§ The input:
(begin)
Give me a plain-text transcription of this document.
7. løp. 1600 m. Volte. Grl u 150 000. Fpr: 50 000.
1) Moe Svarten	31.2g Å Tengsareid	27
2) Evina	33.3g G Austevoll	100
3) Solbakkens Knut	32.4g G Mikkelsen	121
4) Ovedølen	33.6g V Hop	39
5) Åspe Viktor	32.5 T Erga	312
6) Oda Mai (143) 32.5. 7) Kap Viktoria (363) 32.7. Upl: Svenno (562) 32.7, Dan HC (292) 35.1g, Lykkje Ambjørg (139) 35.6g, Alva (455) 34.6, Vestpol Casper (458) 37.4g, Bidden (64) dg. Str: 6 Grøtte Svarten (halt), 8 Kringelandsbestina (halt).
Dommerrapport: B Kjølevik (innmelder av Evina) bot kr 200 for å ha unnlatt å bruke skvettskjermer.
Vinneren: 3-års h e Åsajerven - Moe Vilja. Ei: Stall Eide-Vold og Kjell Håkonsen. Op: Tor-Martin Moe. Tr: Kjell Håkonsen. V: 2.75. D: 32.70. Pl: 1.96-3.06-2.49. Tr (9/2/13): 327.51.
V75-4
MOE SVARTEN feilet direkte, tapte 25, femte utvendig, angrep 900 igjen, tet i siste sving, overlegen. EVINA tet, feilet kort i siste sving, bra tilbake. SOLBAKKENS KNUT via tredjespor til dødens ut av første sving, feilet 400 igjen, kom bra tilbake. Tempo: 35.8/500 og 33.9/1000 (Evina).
(end)
§ The request:
Reproduce the full listing exactly.

§ Output below:
Give me a plain-text transcription of this document.
7. løp. 1600 m. Volte. Grl u 150 000. Fpr: 50 000.
1) Moe Svarten	31.2g Å Tengsareid	27
2) Evina	33.3g G Austevoll	100
3) Solbakkens Knut	32.4g G Mikkelsen	121
4) Ovedølen	33.6g V Hop	39
5) Åspe Viktor	32.5 T Erga	312
6) Oda Mai (143) 32.5. 7) Kap Viktoria (363) 32.7. Upl: Svenno (562) 32.7, Dan HC (292) 35.1g, Lykkje Ambjørg (139) 35.6g, Alva (455) 34.6, Vestpol Casper (458) 37.4g, Bidden (64) dg. Str: 6 Grøtte Svarten (halt), 8 Kringelandsbestina (halt).
Dommerrapport: B Kjølevik (innmelder av Evina) bot kr 200 for å ha unnlatt å bruke skvettskjermer.
Vinneren: 3-års h e Åsajerven - Moe Vilja. Ei: Stall Eide-Vold og Kjell Håkonsen. Op: Tor-Martin Moe. Tr: Kjell Håkonsen. V: 2.75. D: 32.70. Pl: 1.96-3.06-2.49. Tr (9/2/13): 327.51.
V75-4
MOE SVARTEN feilet direkte, tapte 25, femte utvendig, angrep 900 igjen, tet i siste sving, overlegen. EVINA tet, feilet kort i siste sving, bra tilbake. SOLBAKKENS KNUT via tredjespor til dødens ut av første sving, feilet 400 igjen, kom bra tilbake. Tempo: 35.8/500 og 33.9/1000 (Evina).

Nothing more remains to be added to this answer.